What to work on:
1) Retype the part of the column on life's painful lessons between "We walked around" and "so she said.", inclusive.
2) Write what comes next in the column on life's painful lessons, picking up after its final sentence.

Life's painful lessons

By Dan Holohan
Life's painful lessons
May 19, 2017

The most immoveable object I ever merrily walked into in the moist darkness of an old building’s basement was the downturned, fully extended stem of a large OS&Y steam valve. It hit me right between the eyes, broke my eyeglasses, and bent me at the waist as I rubbed the knot and mumbled every curse word I have ever learned. The guy I was with couldn’t stop laughing.

I had been tracking the condensate return with my flashlight and talking about the probable cause of the heating problem when that stem smacked me. I forgot to look up. Or forward. I was a focused man.

“You should wear a hat when you’re on a job,” the guy said once he managed to catch his breath. “Something with a brim.” Then he went back to laughing. “You okay?” More laughing.

I tried to think of more curse words for him. Did the best I could. You would have done the same.

Life’s lesson learned. Wear a hat with a brim. Walk slowly. Look up as well as down. And sideways.

Got it.

The whole family was in Cape May on vacation last July. The Lovely Marianne and I had rented a big house by the beach for a week and we invited the four daughters with their husbands and the five grandkids to join us. They all accepted because they know a good deal when they see it.

Colleen and Adam and two-year-old grandgirl, Quinn, came down from Boston, so they decided to leave on Friday instead of Saturday and spend Friday night in Atlantic City to break up the long drive. They suggested we join them and they even paid for our hotel room. Good deal.

The Lovely Marianne and I got there first, and since it was too early to check in at the hotel she suggested we go to the outlet mall that’s filled with lots of stores but not many people. Atlantic City is no longer a Boardwalk Empire.

We walked around for a while and T.L.M. suggested that I get a new pair of flip-flops. I was wearing Teva sandals, which I had broken in the previous summer, and I liked them just fine. They used to have orange pull-tabs on the back straps, but T.L.M. didn’t like the way those tabs looked, so she suggested I cut them off last summer. I did this mainly because saying yes is less expensive than divorce.

She took me into the Crocs store and picked out a pair of black plastic flip-flops that supposedly made me look less like an old guy. “These will look nice on the beach,” she said, so that’s what I got.

When we got to the car she had me put on the new Crocs and stuff the old Tevas into the dark part of the car’s trunk with the rest of the old stuff. I now looked like a much younger man, or so she said.

So Colleen, Adam and Quinn arrive and we set out to walk the Atlantic City boardwalk in search of a bushel-basket of chili nachos and cold beers. We walk quite a ways because Quinn needs the exercise after being locked into the car seat for all those hours. I begin to notice that the Crocs are digging small bloody trenches into the tops of both my second toes. I walk a bit slower, trying to slide back away from the plastic but it just gets worse. “Why so slow?” T.L.M. asks. I show her the feet. “That looks painful,” she says. “Don’t worry; you’ll break them in.”

Women don’t easily quit on new shoes, and I wasn’t about to take them off and go barefoot because the Atlantic City boardwalk is made of rusty nails and venomous splinters. And so began my week of pain.

By the time we got to Cape May the next morning, I was back in my old-guy sandals and in full-bleed mode. I smeared some ointment on the cuts and sucked it up. What can you do?

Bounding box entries
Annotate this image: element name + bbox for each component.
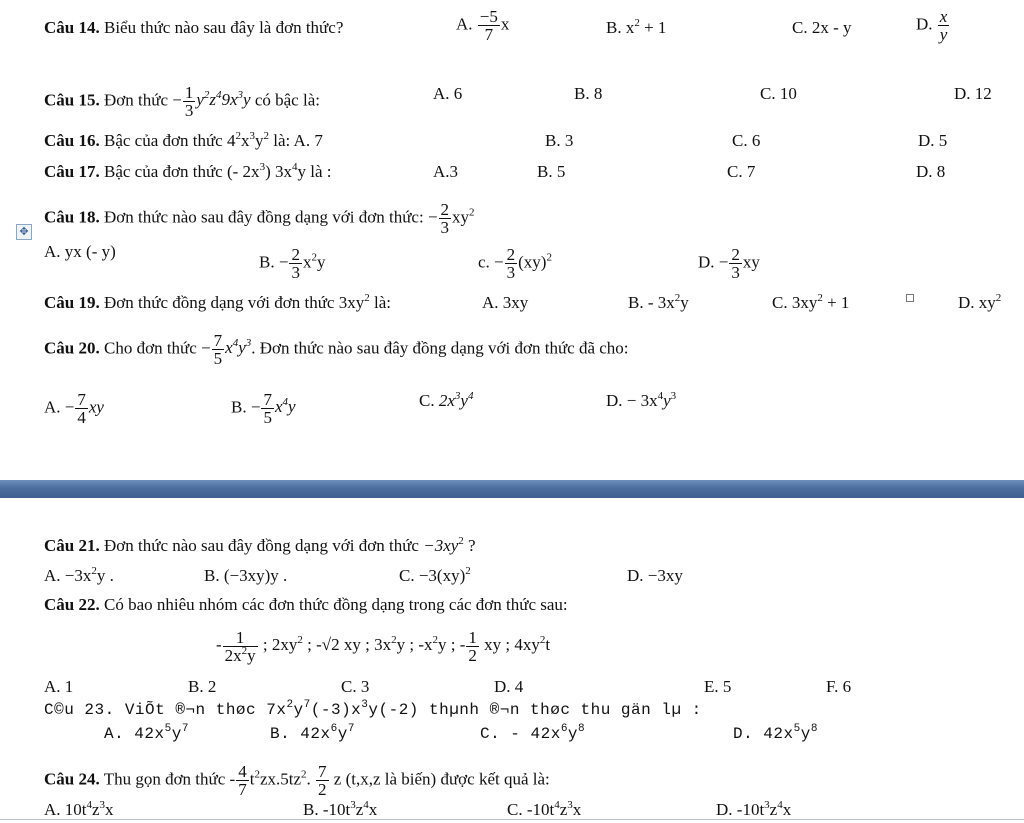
- q20-option-b: B. − $\frac{7}{5}$ $x^4y$: [231, 390, 296, 427]
- q15-stem: Câu 15. Đơn thức − $\frac{1}{3}$ $y^2z^49x^3y$ có bậc là:: [44, 83, 320, 120]
- q18-option-b: B. − $\frac{2}{3}$ $x^2y$: [259, 245, 326, 282]
- q24-stem: Câu 24. Thu gọn đơn thức - $\frac{4}{7}$ $t^2zx.5tz^2$. $\frac{7}{2}$ z (t,x,z là biến) được kết quả là:: [44, 762, 550, 799]
- q17-option-a: A.3: [433, 162, 459, 181]
- page-bottom-border: [0, 819, 1024, 820]
- q21-option-d: D. −3xy: [627, 566, 683, 585]
- q16-option-c: C. 6: [732, 131, 761, 150]
- q14-stem: [44, 18, 343, 38]
- q24-option-a: A. $10t^4z^3x$: [44, 799, 114, 819]
- q20-option-c: C. $2x^3y^4$: [419, 390, 474, 410]
- q20-stem: Câu 20. Cho đơn thức − $\frac{7}{5}$ $x^4y^3$. Đơn thức nào sau đây đồng dạng với đơn thức đã cho:: [44, 331, 629, 368]
- q16-option-b: B. 3: [545, 131, 574, 150]
- q22-option-c: C. 3: [341, 677, 370, 696]
- q18-stem: Câu 18. Đơn thức nào sau đây đồng dạng với đơn thức: − $\frac{2}{3}$ $xy^2$: [44, 200, 475, 237]
- q14-option-d: D. $\frac{x}{y}$: [916, 7, 948, 44]
- q14-text: Biểu thức nào sau đây là đơn thức?: [103, 18, 344, 37]
- q22-option-a: A. 1: [44, 677, 74, 696]
- q21-option-a: A. $-3x^2y$ .: [44, 565, 114, 585]
- q19-stem: Câu 19. Đơn thức đồng dạng với đơn thức $3xy^2$ là:: [44, 292, 391, 312]
- q19-option-d: D. $xy^2$: [958, 292, 1002, 312]
- q18-option-d: D. − $\frac{2}{3}$ xy: [698, 245, 760, 282]
- q17-option-d: D. 8: [916, 162, 946, 181]
- q14-label: Câu 14.: [44, 18, 100, 37]
- move-handle-icon[interactable]: ✥: [16, 224, 32, 240]
- q21-option-b: B. (−3xy)y .: [204, 566, 288, 585]
- q15-option-c: C. 10: [760, 84, 797, 103]
- q23-option-b: B. $42x^6y^7$: [270, 723, 355, 743]
- q14-option-c: C. 2x - y: [792, 18, 852, 37]
- q16-option-d: D. 5: [918, 131, 948, 150]
- q15-option-b: B. 8: [574, 84, 603, 103]
- q18-option-c: c. − $\frac{2}{3}$ (xy)$^2$: [478, 245, 552, 282]
- q20-option-a: A. − $\frac{7}{4}$ xy: [44, 390, 104, 427]
- q23-stem: C©u 23. ViÕt ®¬n thøc $7x^2y^7(-3)x^3y(-2)$ thµnh ®¬n thøc thu gän lµ :: [44, 699, 702, 719]
- q23-option-a: A. $42x^5y^7$: [104, 723, 189, 743]
- q22-option-d: D. 4: [494, 677, 524, 696]
- q23-option-c: C. - $42x^6y^8$: [480, 723, 586, 743]
- q22-option-e: E. 5: [704, 677, 732, 696]
- q19-option-c: C. $3xy^2 + 1$: [772, 292, 850, 312]
- q21-option-c: C. −3(xy)$^2$: [399, 565, 471, 585]
- q14-option-a: A. $\frac{-5}{7}$ x: [456, 7, 510, 44]
- q16-stem: Câu 16. Bậc của đơn thức $4^2x^3y^2$ là: A. 7: [44, 130, 323, 150]
- q22-option-b: B. 2: [188, 677, 217, 696]
- q19-option-a: A. 3xy: [482, 293, 529, 312]
- q19-option-b: B. - $3x^2y$: [628, 292, 689, 312]
- q24-option-d: D. $-10t^3z^4x$: [716, 799, 792, 819]
- q17-option-c: C. 7: [727, 162, 756, 181]
- q22-stem: Câu 22. Có bao nhiêu nhóm các đơn thức đồng dạng trong các đơn thức sau:: [44, 595, 568, 614]
- q20-option-d: D. − $3x^4y^3$: [606, 390, 677, 410]
- q15-option-d: D. 12: [954, 84, 992, 103]
- section-separator: [0, 480, 1024, 498]
- q22-monomials: - $\frac{1}{2x^2y}$ ; $2xy^2$ ; -√2 xy ; $3x^2y$ ; $-x^2y$ ; - $\frac{1}{2}$ xy ; $4xy^2t$: [216, 627, 551, 665]
- q17-option-b: B. 5: [537, 162, 566, 181]
- q18-option-a: A. yx (- y): [44, 242, 116, 261]
- q24-option-b: B. $-10t^3z^4x$: [303, 799, 378, 819]
- q15-option-a: A. 6: [433, 84, 463, 103]
- q17-stem: Câu 17. Bậc của đơn thức (- $2x^3$) $3x^4y$ là :: [44, 161, 332, 181]
- q14-option-b: B. $x^2 + 1$: [606, 17, 667, 37]
- q24-option-c: C. $-10t^4z^3x$: [507, 799, 582, 819]
- q23-option-d: D. $42x^5y^8$: [733, 723, 818, 743]
- checkbox-square-icon: [906, 294, 914, 302]
- q22-option-f: F. 6: [826, 677, 852, 696]
- q21-stem: Câu 21. Đơn thức nào sau đây đồng dạng với đơn thức $-3xy^2$ ?: [44, 535, 476, 555]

Task-by-task outputs:
1)
We walked around for a while and T.L.M. suggested that I get a new pair of flip-flops. I was wearing Teva sandals, which I had broken in the previous summer, and I liked them just fine. They used to have orange pull-tabs on the back straps, but T.L.M. didn’t like the way those tabs looked, so she suggested I cut them off last summer. I did this mainly because saying yes is less expensive than divorce.

She took me into the Crocs store and picked out a pair of black plastic flip-flops that supposedly made me look less like an old guy. “These will look nice on the beach,” she said, so that’s what I got.

When we got to the car she had me put on the new Crocs and stuff the old Tevas into the dark part of the car’s trunk with the rest of the old stuff. I now looked like a much younger man, or so she said.

2)
The grandkids wanted to walk on the beach and I followed them because they’re adorable and I love them, but I forgot that sand in an open cut only makes things worse.

“Why are you walking that way, Poppy?”

“Poppy’s funny!”

We got to the house and I washed out the cuts and applied more ointment. Four-year-old Dempsey climbed onto my lap. She hugged me and told me she loved me and she filled me with warmth. She hugged me again and I was in Grandpa Heaven.

She spotted a toy on the floor a moment later and slid from my lap like a slalom skier. The razor sharp side of her leather sandal scraped like a snowplow down my shin bone and across the top of my bare left foot. The scab that had been trying to form on my miserable toe gave up.

“DAD!” her mother said.

“What does that word mean, Poppy?” Dempsey asked.

I just sobbed and applied more ointment.

The feet were better the next day and I was having a sandwich at the big dining-room table. I had my sore feet tucked outside the legs of my chair to keep them beyond stomping range. The heavy Victorian chair to my right was unoccupied and pushed back a ways. Son-in-law, Adam, noticed this as he was walking by.

“The kids are liable to bump into this,” he said. “It’s so heavy. They could get hurt.” He lifted the chair and clomped it into place, which, unfortunately, was directly on top of my sorry toe.

“DAD!”

“Oh, sorry,” Adam said.

More ointment for Poppy.

Two days later, we take two of the grandkids to Beach Plum Farm, a small jewel of a place with pretty plants, a minor gift shop and chickens to feed. It’s perfect for the little ones. We walk amongst the parsley, sage, rosemary, and thyme and head for the chickens. A rooster crows and I explain to little Bridget how the rooster makes the sun come up every morning. She’s not sure whether to believe me or not and I’m okay with that because there will be plenty more lies to follow as we grow old together. She’ll get to pick and choose.

I put quarters into the chicken feed machine and twist the knob. I hand the small paper cone to Bridget and she has her first experience feeding fowl. She’s adorable and the chickens are hungry. A hen follows the cracked corn pellets and comes very close to us. Bridget is delighted, as is Quinn in her stroller.  A red hen walks over to me and does that thing that chickens do with their heads when they’re looking around. And down.

I’m standing there watching, a silly idiot at peace with nature.

The chicken notices the red spot on my injured left toe. I’m watching this but not quite registering the chicken’s interest or intent with my old-guy brain. Her head is bobbing up and down and my beloved grandgirls and I still think this is delightful.

That’s when the hungry pullet turns into the viscous equivalent of a thick OS&Y valve stem. She hammers her pointy beak dead-center into my open wound. Not once, but twice, and chicken-quick. Cluck, cluck!

I do the dance of pain. Bridget asks her mommy what that word means.

Once I get my breath back and manage to stand still, Bridget kneels down and says to the chicken, “That’s not corn. That’s Poppy’s toe. You’re silly!” And then she sticks her fingernail into the bloody pulp that is my sorry toe.

“Poppy’s silly, Mommy. Look at him dance.”

Anyway, I survive and with a fine story for you. We all go out to a nice lunch. I order chicken, of course.

Some days you feed the chicken.

Some days the chicken feeds you.

Life’s lessons.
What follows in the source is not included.